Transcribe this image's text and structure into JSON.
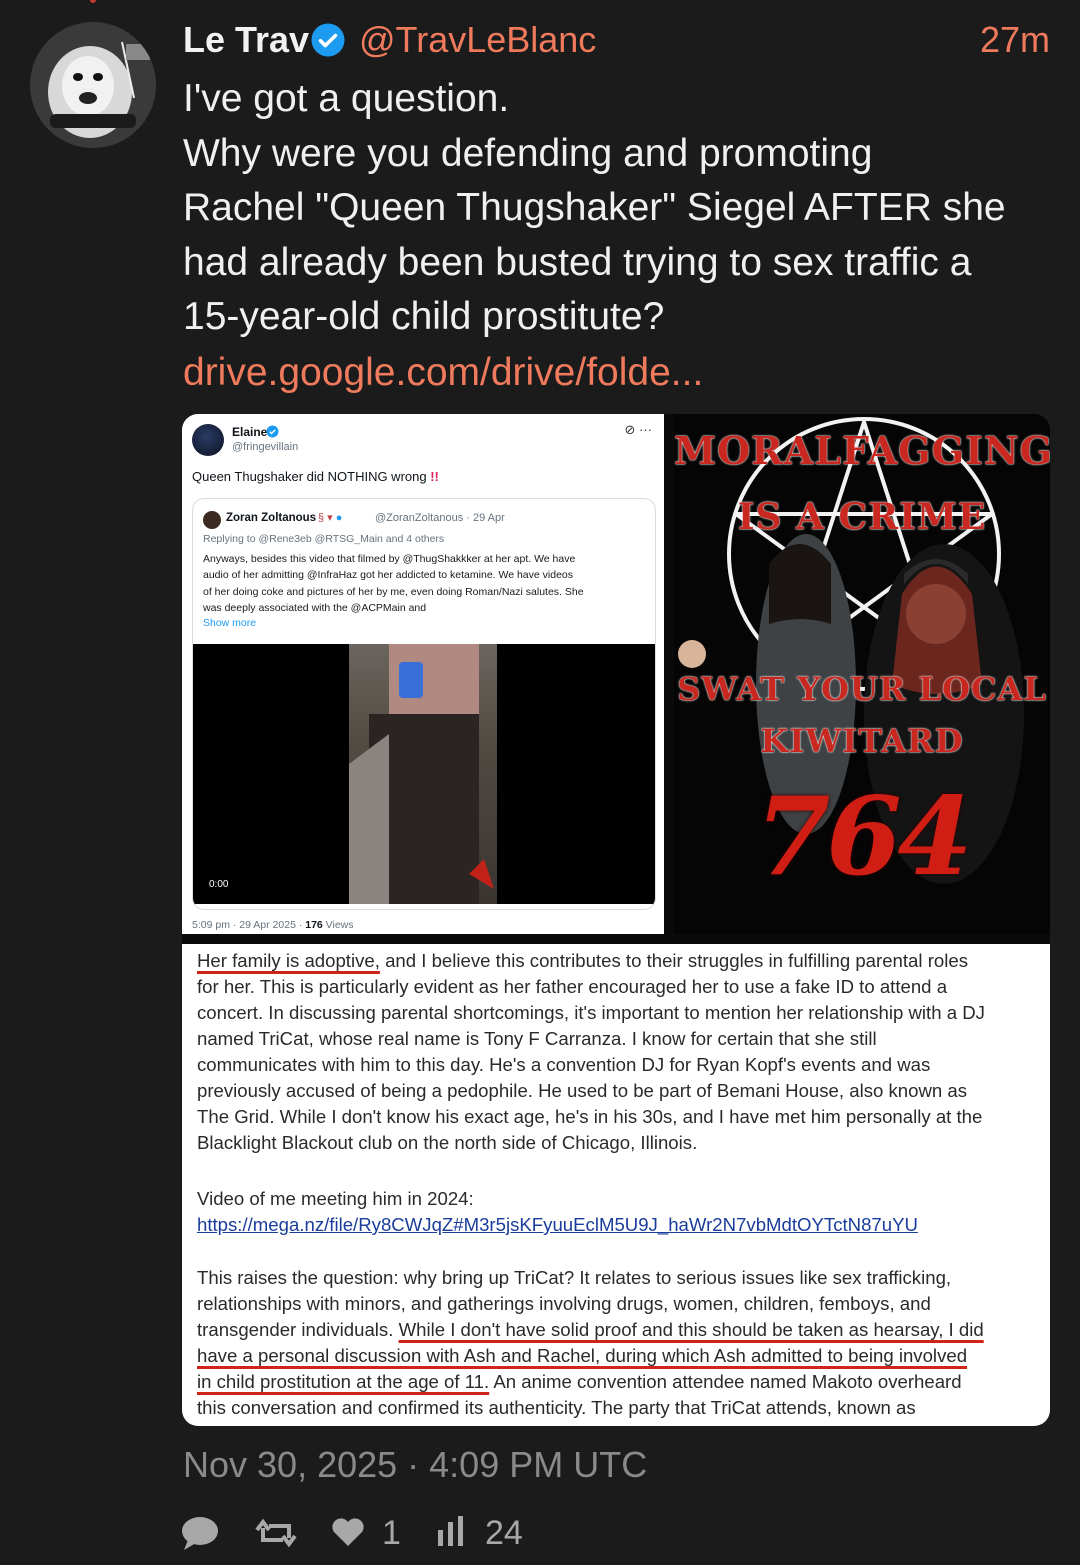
{
  "tweet": {
    "author_name": "Le Trav",
    "handle": "@TravLeBlanc",
    "time_ago": "27m",
    "text_lines": [
      "I've got a question.",
      "Why were you defending and promoting",
      "Rachel \"Queen Thugshaker\" Siegel AFTER she",
      "had already been busted trying to sex traffic a",
      "15-year-old child prostitute?"
    ],
    "link": "drive.google.com/drive/folde...",
    "posted_at": "Nov 30, 2025 · 4:09 PM UTC",
    "likes": "1",
    "views": "24",
    "accent_color": "#ef7a5c"
  },
  "embedded_tweet": {
    "name": "Elaine",
    "handle": "@fringevillain",
    "text": "Queen Thugshaker did NOTHING wrong",
    "emphasis": "!!",
    "quote": {
      "name": "Zoran Zoltanous",
      "handle_date": "@ZoranZoltanous · 29 Apr",
      "replying": "Replying to @Rene3eb @RTSG_Main  and 4 others",
      "body_lines": [
        "Anyways, besides this video that filmed by @ThugShakkker at her apt. We have",
        "audio of her admitting @InfraHaz got her addicted to ketamine. We have videos",
        "of her doing coke and pictures of her by me, even doing Roman/Nazi salutes. She",
        "was deeply associated with the @ACPMain  and"
      ],
      "show_more": "Show more",
      "video_time": "0:00"
    },
    "stats_time": "5:09 pm · 29 Apr 2025 · ",
    "stats_views": "176",
    "stats_label": " Views"
  },
  "poster": {
    "line1": "MORALFAGGING",
    "line2": "IS A CRIME",
    "line3": "SWAT YOUR LOCAL",
    "line4": "KIWITARD",
    "number": "764"
  },
  "document": {
    "p1_underlined": "Her family is adoptive,",
    "p1_rest": " and I believe this contributes to their struggles in fulfilling parental roles",
    "lines_a": [
      "for her. This is particularly evident as her father encouraged her to use a fake ID to attend a",
      "concert. In discussing parental shortcomings, it's important to mention her relationship with a DJ",
      "named TriCat, whose real name is Tony F Carranza. I know for certain that she still",
      "communicates with him to this day. He's a convention DJ for Ryan Kopf's events and was",
      "previously accused of being a pedophile. He used to be part of Bemani House, also known as",
      "The Grid. While I don't know his exact age, he's in his 30s, and I have met him personally at the",
      "Blacklight Blackout club on the north side of Chicago, Illinois."
    ],
    "video_label": "Video of me meeting him in 2024:",
    "video_url": "https://mega.nz/file/Ry8CWJqZ#M3r5jsKFyuuEclM5U9J_haWr2N7vbMdtOYTctN87uYU",
    "p3_lines": [
      "This raises the question: why bring up TriCat? It relates to serious issues like sex trafficking,",
      "relationships with minors, and gatherings involving drugs, women, children, femboys, and"
    ],
    "p3_line3_plain": "transgender individuals. ",
    "p3_line3_ul": "While I don't have solid proof and this should be taken as hearsay, I did",
    "p3_line4_ul": "have a personal discussion with Ash and Rachel, during which Ash admitted to being involved",
    "p3_line5_ul": "in child prostitution at the age of 11.",
    "p3_line5_rest": " An anime convention attendee named Makoto overheard",
    "p3_line6": "this conversation and confirmed its authenticity. The party that TriCat attends, known as"
  }
}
■ ■ ■
Your objective: Using the material above, retype each entry exactly and omit the pictures.

Final result:
Transcribe this image's text and structure into JSON.
{
  "tweet": {
    "author_name": "Le Trav",
    "handle": "@TravLeBlanc",
    "time_ago": "27m",
    "text_lines": [
      "I've got a question.",
      "Why were you defending and promoting",
      "Rachel \"Queen Thugshaker\" Siegel AFTER she",
      "had already been busted trying to sex traffic a",
      "15-year-old child prostitute?"
    ],
    "link": "drive.google.com/drive/folde...",
    "posted_at": "Nov 30, 2025 · 4:09 PM UTC",
    "likes": "1",
    "views": "24",
    "accent_color": "#ef7a5c"
  },
  "embedded_tweet": {
    "name": "Elaine",
    "handle": "@fringevillain",
    "text": "Queen Thugshaker did NOTHING wrong",
    "emphasis": "!!",
    "quote": {
      "name": "Zoran Zoltanous",
      "handle_date": "@ZoranZoltanous · 29 Apr",
      "replying": "Replying to @Rene3eb @RTSG_Main  and 4 others",
      "body_lines": [
        "Anyways, besides this video that filmed by @ThugShakkker at her apt. We have",
        "audio of her admitting @InfraHaz got her addicted to ketamine. We have videos",
        "of her doing coke and pictures of her by me, even doing Roman/Nazi salutes. She",
        "was deeply associated with the @ACPMain  and"
      ],
      "show_more": "Show more",
      "video_time": "0:00"
    },
    "stats_time": "5:09 pm · 29 Apr 2025 · ",
    "stats_views": "176",
    "stats_label": " Views"
  },
  "poster": {
    "line1": "MORALFAGGING",
    "line2": "IS A CRIME",
    "line3": "SWAT YOUR LOCAL",
    "line4": "KIWITARD",
    "number": "764"
  },
  "document": {
    "p1_underlined": "Her family is adoptive,",
    "p1_rest": " and I believe this contributes to their struggles in fulfilling parental roles",
    "lines_a": [
      "for her. This is particularly evident as her father encouraged her to use a fake ID to attend a",
      "concert. In discussing parental shortcomings, it's important to mention her relationship with a DJ",
      "named TriCat, whose real name is Tony F Carranza. I know for certain that she still",
      "communicates with him to this day. He's a convention DJ for Ryan Kopf's events and was",
      "previously accused of being a pedophile. He used to be part of Bemani House, also known as",
      "The Grid. While I don't know his exact age, he's in his 30s, and I have met him personally at the",
      "Blacklight Blackout club on the north side of Chicago, Illinois."
    ],
    "video_label": "Video of me meeting him in 2024:",
    "video_url": "https://mega.nz/file/Ry8CWJqZ#M3r5jsKFyuuEclM5U9J_haWr2N7vbMdtOYTctN87uYU",
    "p3_lines": [
      "This raises the question: why bring up TriCat? It relates to serious issues like sex trafficking,",
      "relationships with minors, and gatherings involving drugs, women, children, femboys, and"
    ],
    "p3_line3_plain": "transgender individuals. ",
    "p3_line3_ul": "While I don't have solid proof and this should be taken as hearsay, I did",
    "p3_line4_ul": "have a personal discussion with Ash and Rachel, during which Ash admitted to being involved",
    "p3_line5_ul": "in child prostitution at the age of 11.",
    "p3_line5_rest": " An anime convention attendee named Makoto overheard",
    "p3_line6": "this conversation and confirmed its authenticity. The party that TriCat attends, known as"
  }
}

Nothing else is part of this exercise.